Stated problem
Skip the pictures. Repeat everything else in the records word for word.

──────────────────────────────

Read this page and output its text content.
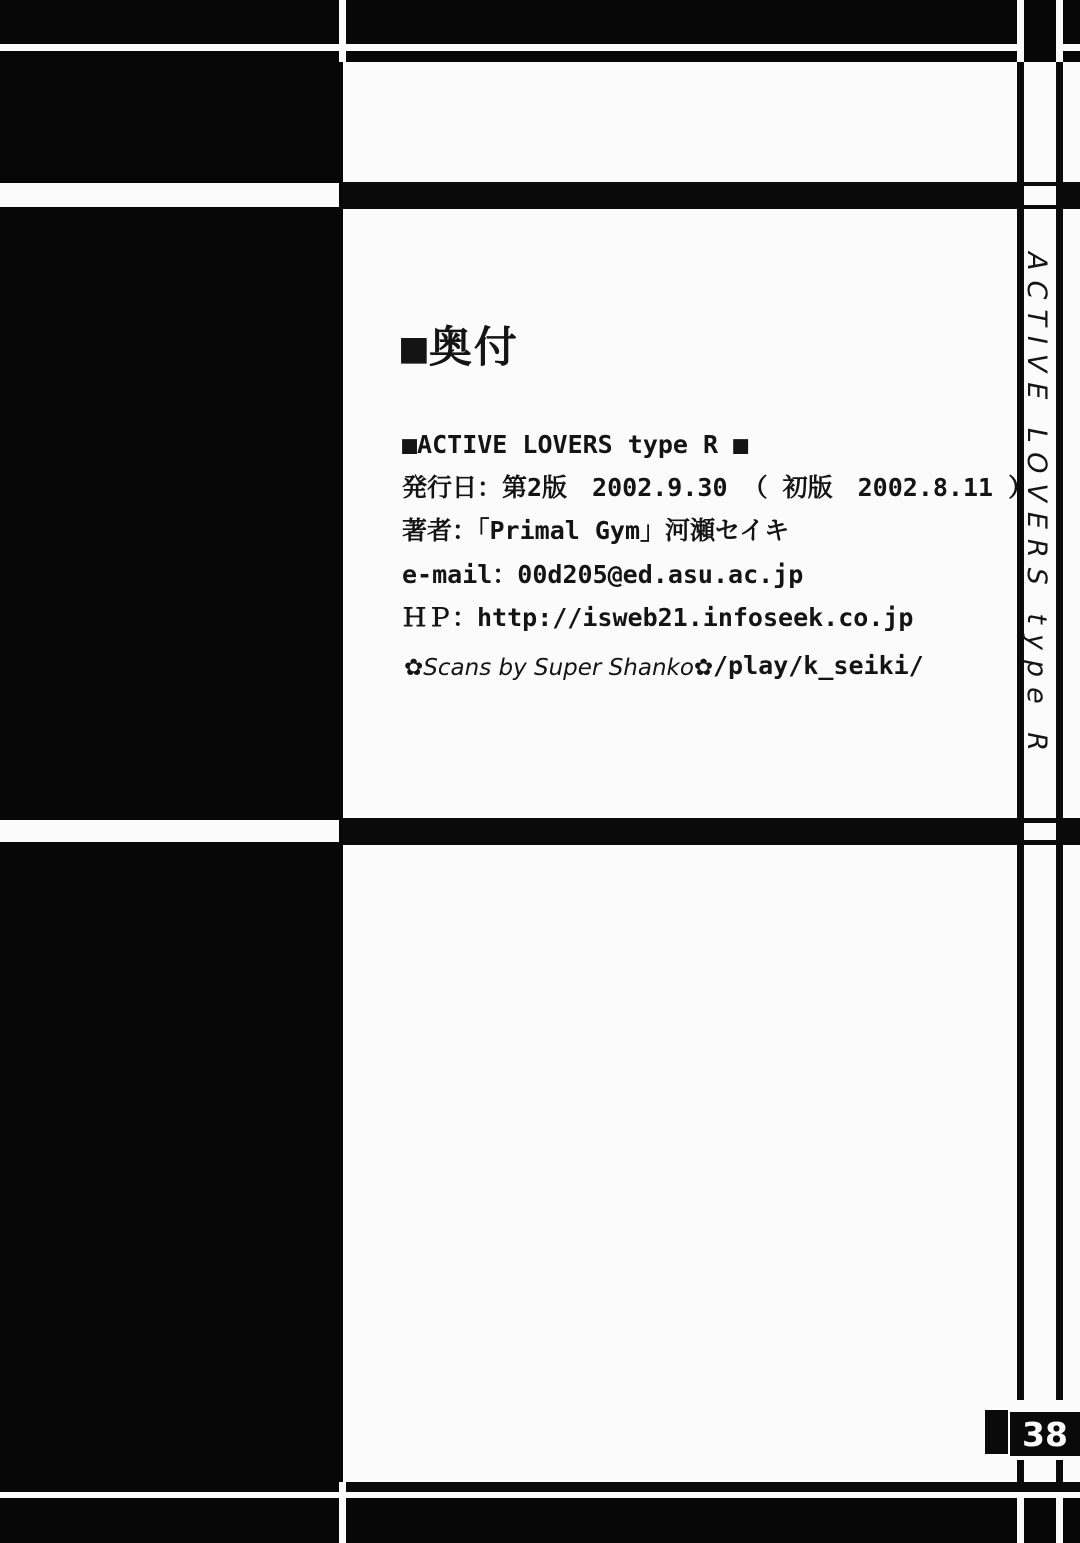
■奥付
■ACTIVE LOVERS type R ■
発行日：第2版　2002.9.30 （ 初版　2002.8.11 ）
著者：「Primal Gym」河瀬セイキ
e-mail：00d205@ed.asu.ac.jp
ＨＰ：http://isweb21.infoseek.co.jp
✿Scans by Super Shanko✿ /play/k_seiki/	ACTIVE LOVERS type R
38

──────────────────────────────

Full response
Read this page and output its text content.
■奥付
■ACTIVE LOVERS type R ■
発行日：第2版　2002.9.30 （ 初版　2002.8.11 ）
著者：「Primal Gym」河瀬セイキ
e-mail：00d205@ed.asu.ac.jp
ＨＰ：http://isweb21.infoseek.co.jp
✿Scans by Super Shanko✿ /play/k_seiki/	ACTIVE LOVERS type R
38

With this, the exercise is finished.